_SHORT TASK_
Wherever "structure" appears in a line, list that line.

_PROVIDED ENTRIES_
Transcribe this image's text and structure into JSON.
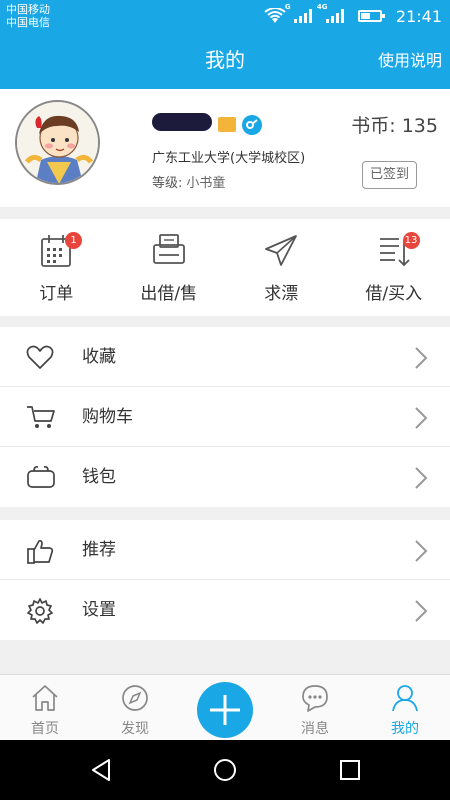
{
  "status_bar": {
    "carrier_1": "中国移动",
    "carrier_2": "中国电信",
    "network_1": "G",
    "network_2": "4G",
    "time": "21:41"
  },
  "header": {
    "title": "我的",
    "help_label": "使用说明"
  },
  "profile": {
    "school": "广东工业大学(大学城校区)",
    "level_label": "等级:",
    "level_value": "小书童",
    "coins": "书币: 135",
    "checkin_label": "已签到"
  },
  "actions": [
    {
      "label": "订单",
      "icon": "calendar-icon",
      "badge": "1"
    },
    {
      "label": "出借/售",
      "icon": "printer-icon",
      "badge": ""
    },
    {
      "label": "求漂",
      "icon": "paper-plane-icon",
      "badge": ""
    },
    {
      "label": "借/买入",
      "icon": "list-download-icon",
      "badge": "13"
    }
  ],
  "menu_group_1": [
    {
      "label": "收藏",
      "icon": "heart-icon"
    },
    {
      "label": "购物车",
      "icon": "cart-icon"
    },
    {
      "label": "钱包",
      "icon": "wallet-icon"
    }
  ],
  "menu_group_2": [
    {
      "label": "推荐",
      "icon": "thumbs-up-icon"
    },
    {
      "label": "设置",
      "icon": "gear-icon"
    }
  ],
  "tabbar": [
    {
      "label": "首页",
      "icon": "home-icon"
    },
    {
      "label": "发现",
      "icon": "compass-icon"
    },
    {
      "label": "消息",
      "icon": "chat-icon"
    },
    {
      "label": "我的",
      "icon": "person-icon",
      "active": true
    }
  ],
  "colors": {
    "accent": "#1aa7e6",
    "badge_red": "#e8453c",
    "chevron": "#999999"
  }
}
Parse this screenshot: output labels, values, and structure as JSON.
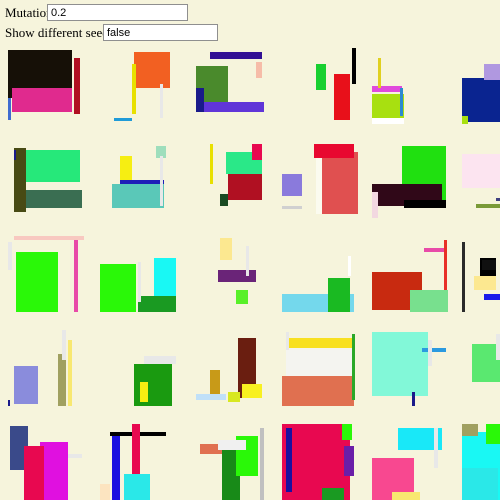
{
  "controls": {
    "mutation_rate_label": "Mutation Rate:",
    "mutation_rate_value": "0.2",
    "seeds_label": "Show different seeds",
    "seeds_value": "false"
  },
  "tiles": [
    [
      [
        [
          0,
          2,
          64,
          48,
          "#161007"
        ],
        [
          4,
          40,
          60,
          24,
          "#e02a8e"
        ],
        [
          66,
          10,
          6,
          56,
          "#b01022"
        ],
        [
          0,
          50,
          3,
          22,
          "#3f6cd0"
        ]
      ],
      [
        [
          34,
          4,
          36,
          36,
          "#f26022"
        ],
        [
          32,
          16,
          4,
          50,
          "#e8e000"
        ],
        [
          14,
          70,
          18,
          3,
          "#1f9bd8"
        ],
        [
          60,
          36,
          3,
          34,
          "#e8e8e8"
        ]
      ],
      [
        [
          14,
          4,
          52,
          7,
          "#321094"
        ],
        [
          0,
          18,
          32,
          38,
          "#4a8a2c"
        ],
        [
          0,
          54,
          68,
          10,
          "#6035d8"
        ],
        [
          60,
          14,
          6,
          16,
          "#f6bca8"
        ],
        [
          0,
          40,
          8,
          24,
          "#1a1a8a"
        ]
      ],
      [
        [
          34,
          16,
          10,
          26,
          "#18d030"
        ],
        [
          52,
          26,
          16,
          46,
          "#e8101a"
        ],
        [
          70,
          0,
          4,
          36,
          "#000000"
        ]
      ],
      [
        [
          0,
          48,
          32,
          36,
          "#ffffff"
        ],
        [
          0,
          46,
          32,
          24,
          "#a8e010"
        ],
        [
          -4,
          38,
          34,
          6,
          "#e04adc"
        ],
        [
          6,
          10,
          3,
          30,
          "#e0d020"
        ],
        [
          28,
          40,
          3,
          28,
          "#2c8ad0"
        ]
      ],
      [
        [
          0,
          30,
          40,
          44,
          "#0a2490"
        ],
        [
          22,
          16,
          30,
          16,
          "#b098e0"
        ],
        [
          0,
          68,
          6,
          8,
          "#a8e010"
        ]
      ]
    ],
    [
      [
        [
          16,
          6,
          56,
          32,
          "#26e87a"
        ],
        [
          6,
          4,
          12,
          64,
          "#484a14"
        ],
        [
          18,
          46,
          56,
          18,
          "#3a6e52"
        ],
        [
          6,
          6,
          2,
          10,
          "#1a1a8a"
        ]
      ],
      [
        [
          20,
          12,
          12,
          30,
          "#f6ee12"
        ],
        [
          20,
          36,
          44,
          24,
          "#1e1eb8"
        ],
        [
          12,
          40,
          52,
          24,
          "#5ac8b8"
        ],
        [
          56,
          2,
          10,
          12,
          "#9edebc"
        ],
        [
          60,
          12,
          3,
          50,
          "#e8e8e8"
        ]
      ],
      [
        [
          14,
          0,
          3,
          40,
          "#e8e000"
        ],
        [
          32,
          20,
          34,
          36,
          "#b01022"
        ],
        [
          30,
          8,
          36,
          22,
          "#2ae888"
        ],
        [
          56,
          0,
          10,
          16,
          "#e80850"
        ],
        [
          24,
          50,
          8,
          12,
          "#1a4a22"
        ]
      ],
      [
        [
          34,
          0,
          36,
          70,
          "#fbfbef"
        ],
        [
          40,
          8,
          38,
          62,
          "#e05050"
        ],
        [
          32,
          0,
          40,
          14,
          "#e80830"
        ],
        [
          0,
          30,
          20,
          22,
          "#8a7adc"
        ],
        [
          0,
          62,
          20,
          3,
          "#d0d0d0"
        ]
      ],
      [
        [
          30,
          2,
          44,
          56,
          "#20e010"
        ],
        [
          0,
          40,
          70,
          22,
          "#300818"
        ],
        [
          32,
          56,
          42,
          8,
          "#000000"
        ],
        [
          0,
          48,
          6,
          26,
          "#f2d8e0"
        ]
      ],
      [
        [
          0,
          10,
          40,
          34,
          "#fce4f0"
        ],
        [
          14,
          60,
          40,
          4,
          "#7a9a38"
        ],
        [
          34,
          54,
          12,
          3,
          "#404080"
        ]
      ]
    ],
    [
      [
        [
          8,
          16,
          42,
          60,
          "#2af808"
        ],
        [
          6,
          0,
          70,
          4,
          "#f8c8c0"
        ],
        [
          66,
          4,
          4,
          72,
          "#e84aa8"
        ],
        [
          0,
          6,
          4,
          28,
          "#e8e8e8"
        ]
      ],
      [
        [
          0,
          28,
          36,
          48,
          "#2af808"
        ],
        [
          54,
          22,
          22,
          46,
          "#19f8f4"
        ],
        [
          38,
          60,
          40,
          16,
          "#1a9a22"
        ],
        [
          38,
          26,
          3,
          40,
          "#e8e8e8"
        ]
      ],
      [
        [
          24,
          2,
          12,
          22,
          "#fce890"
        ],
        [
          22,
          34,
          38,
          12,
          "#6a2478"
        ],
        [
          40,
          54,
          12,
          14,
          "#58f028"
        ],
        [
          50,
          10,
          3,
          30,
          "#e8e8e8"
        ]
      ],
      [
        [
          0,
          58,
          72,
          18,
          "#74d8ec"
        ],
        [
          46,
          42,
          22,
          34,
          "#1aba22"
        ],
        [
          66,
          20,
          3,
          20,
          "#ffffff"
        ]
      ],
      [
        [
          0,
          36,
          50,
          38,
          "#c82a10"
        ],
        [
          38,
          54,
          40,
          22,
          "#78e08e"
        ],
        [
          52,
          12,
          20,
          4,
          "#e84aa8"
        ],
        [
          72,
          4,
          3,
          50,
          "#e83028"
        ]
      ],
      [
        [
          12,
          40,
          22,
          14,
          "#fce890"
        ],
        [
          18,
          22,
          16,
          18,
          "#000000"
        ],
        [
          20,
          24,
          14,
          10,
          "#101010"
        ],
        [
          22,
          58,
          22,
          6,
          "#1a1aea"
        ],
        [
          0,
          6,
          3,
          70,
          "#2a2a2a"
        ]
      ]
    ],
    [
      [
        [
          6,
          36,
          24,
          38,
          "#8a8cdc"
        ],
        [
          50,
          24,
          8,
          52,
          "#a0a060"
        ],
        [
          54,
          0,
          4,
          30,
          "#e8e8e8"
        ],
        [
          -2,
          70,
          4,
          6,
          "#1a1a8a"
        ],
        [
          60,
          10,
          4,
          66,
          "#f8e870"
        ]
      ],
      [
        [
          34,
          34,
          38,
          42,
          "#1a9a10"
        ],
        [
          44,
          26,
          34,
          8,
          "#e8e8e8"
        ],
        [
          40,
          52,
          8,
          20,
          "#f6ee12"
        ]
      ],
      [
        [
          14,
          40,
          10,
          24,
          "#c89a18"
        ],
        [
          42,
          8,
          18,
          60,
          "#6a1e10"
        ],
        [
          0,
          64,
          30,
          6,
          "#c0e0f8"
        ],
        [
          32,
          62,
          12,
          10,
          "#d8e820"
        ],
        [
          46,
          54,
          20,
          14,
          "#f8f020"
        ]
      ],
      [
        [
          6,
          8,
          66,
          10,
          "#f8e020"
        ],
        [
          4,
          18,
          66,
          40,
          "#f4f4f0"
        ],
        [
          0,
          46,
          72,
          30,
          "#e07050"
        ],
        [
          70,
          4,
          3,
          66,
          "#2aa828"
        ],
        [
          4,
          2,
          3,
          18,
          "#e8e8e8"
        ]
      ],
      [
        [
          0,
          2,
          56,
          64,
          "#82f8d8"
        ],
        [
          50,
          18,
          24,
          4,
          "#2a9ae0"
        ],
        [
          56,
          10,
          4,
          26,
          "#e8e8e8"
        ],
        [
          40,
          62,
          3,
          14,
          "#1a1a8a"
        ]
      ],
      [
        [
          10,
          14,
          52,
          38,
          "#5ae870"
        ],
        [
          34,
          4,
          4,
          26,
          "#e8e8e8"
        ]
      ]
    ],
    [
      [
        [
          2,
          2,
          18,
          44,
          "#3a4a8a"
        ],
        [
          32,
          18,
          28,
          58,
          "#e010e0"
        ],
        [
          16,
          22,
          20,
          54,
          "#e80850"
        ],
        [
          60,
          30,
          14,
          4,
          "#e8e8e8"
        ]
      ],
      [
        [
          10,
          8,
          56,
          4,
          "#000000"
        ],
        [
          32,
          0,
          8,
          76,
          "#e80850"
        ],
        [
          12,
          12,
          8,
          64,
          "#1a10e0"
        ],
        [
          24,
          50,
          26,
          26,
          "#2ae8e8"
        ],
        [
          0,
          60,
          10,
          16,
          "#fce4c0"
        ]
      ],
      [
        [
          4,
          20,
          56,
          10,
          "#e07050"
        ],
        [
          26,
          24,
          18,
          52,
          "#188a18"
        ],
        [
          40,
          12,
          22,
          40,
          "#2af808"
        ],
        [
          22,
          16,
          28,
          10,
          "#f0f0f0"
        ],
        [
          64,
          4,
          4,
          72,
          "#c0c0c0"
        ]
      ],
      [
        [
          0,
          0,
          68,
          76,
          "#e80850"
        ],
        [
          4,
          4,
          6,
          64,
          "#1a10a0"
        ],
        [
          60,
          0,
          10,
          16,
          "#2af808"
        ],
        [
          62,
          22,
          10,
          30,
          "#6a1ea8"
        ],
        [
          40,
          64,
          22,
          12,
          "#1a9a22"
        ]
      ],
      [
        [
          0,
          34,
          42,
          42,
          "#f84890"
        ],
        [
          26,
          4,
          44,
          22,
          "#19e8f8"
        ],
        [
          20,
          68,
          28,
          8,
          "#f8e870"
        ],
        [
          62,
          4,
          4,
          40,
          "#e8e8e8"
        ]
      ],
      [
        [
          0,
          8,
          44,
          68,
          "#19f8f4"
        ],
        [
          24,
          0,
          40,
          20,
          "#2af808"
        ],
        [
          0,
          44,
          36,
          32,
          "#2ae8e8"
        ],
        [
          0,
          0,
          16,
          12,
          "#a0a060"
        ]
      ]
    ]
  ]
}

_CORRECT RESULT_
Transcribe this image's text and structure into JSON.
Parse this screenshot: output labels, values, and structure as JSON.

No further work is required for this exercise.